GIVEN EXERCISE -
The entries below are to be repeated exactly as they stand.

INFORMATION GIVEN -
□ □ □ □ □

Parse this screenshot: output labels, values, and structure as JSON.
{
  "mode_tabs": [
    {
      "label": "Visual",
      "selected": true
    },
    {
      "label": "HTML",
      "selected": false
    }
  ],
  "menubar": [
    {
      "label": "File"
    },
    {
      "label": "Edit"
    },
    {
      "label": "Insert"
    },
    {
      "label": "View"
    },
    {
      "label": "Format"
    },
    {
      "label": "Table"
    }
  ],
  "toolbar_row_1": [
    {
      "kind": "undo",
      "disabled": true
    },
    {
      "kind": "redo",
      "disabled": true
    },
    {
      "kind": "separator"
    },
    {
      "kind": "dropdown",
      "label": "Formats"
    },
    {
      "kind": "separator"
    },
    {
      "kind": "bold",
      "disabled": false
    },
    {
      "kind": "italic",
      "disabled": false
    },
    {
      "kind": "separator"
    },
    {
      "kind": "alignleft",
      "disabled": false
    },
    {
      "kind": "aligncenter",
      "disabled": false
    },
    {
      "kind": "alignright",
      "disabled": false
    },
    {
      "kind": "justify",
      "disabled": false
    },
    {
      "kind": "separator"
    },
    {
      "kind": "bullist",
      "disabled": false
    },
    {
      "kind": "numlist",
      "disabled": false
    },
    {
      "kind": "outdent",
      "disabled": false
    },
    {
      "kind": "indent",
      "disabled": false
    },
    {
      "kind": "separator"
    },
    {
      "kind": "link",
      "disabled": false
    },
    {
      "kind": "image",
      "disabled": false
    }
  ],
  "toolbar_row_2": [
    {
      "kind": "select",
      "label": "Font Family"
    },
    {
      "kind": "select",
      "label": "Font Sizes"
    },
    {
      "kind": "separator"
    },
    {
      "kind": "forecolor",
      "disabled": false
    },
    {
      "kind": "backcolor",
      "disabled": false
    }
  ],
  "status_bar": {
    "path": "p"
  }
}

□ □ □ □ □

SOLVED PROBLEM -
Parse this screenshot: output labels, values, and structure as JSON.
{
  "mode_tabs": [
    {
      "label": "Visual",
      "selected": true
    },
    {
      "label": "HTML",
      "selected": false
    }
  ],
  "menubar": [
    {
      "label": "File"
    },
    {
      "label": "Edit"
    },
    {
      "label": "Insert"
    },
    {
      "label": "View"
    },
    {
      "label": "Format"
    },
    {
      "label": "Table"
    }
  ],
  "toolbar_row_1": [
    {
      "kind": "undo",
      "disabled": true
    },
    {
      "kind": "redo",
      "disabled": true
    },
    {
      "kind": "separator"
    },
    {
      "kind": "dropdown",
      "label": "Formats"
    },
    {
      "kind": "separator"
    },
    {
      "kind": "bold",
      "disabled": false
    },
    {
      "kind": "italic",
      "disabled": false
    },
    {
      "kind": "separator"
    },
    {
      "kind": "alignleft",
      "disabled": false
    },
    {
      "kind": "aligncenter",
      "disabled": false
    },
    {
      "kind": "alignright",
      "disabled": false
    },
    {
      "kind": "justify",
      "disabled": false
    },
    {
      "kind": "separator"
    },
    {
      "kind": "bullist",
      "disabled": false
    },
    {
      "kind": "numlist",
      "disabled": false
    },
    {
      "kind": "outdent",
      "disabled": false
    },
    {
      "kind": "indent",
      "disabled": false
    },
    {
      "kind": "separator"
    },
    {
      "kind": "link",
      "disabled": false
    },
    {
      "kind": "image",
      "disabled": false
    }
  ],
  "toolbar_row_2": [
    {
      "kind": "select",
      "label": "Font Family"
    },
    {
      "kind": "select",
      "label": "Font Sizes"
    },
    {
      "kind": "separator"
    },
    {
      "kind": "forecolor",
      "disabled": false
    },
    {
      "kind": "backcolor",
      "disabled": false
    }
  ],
  "status_bar": {
    "path": "p"
  }
}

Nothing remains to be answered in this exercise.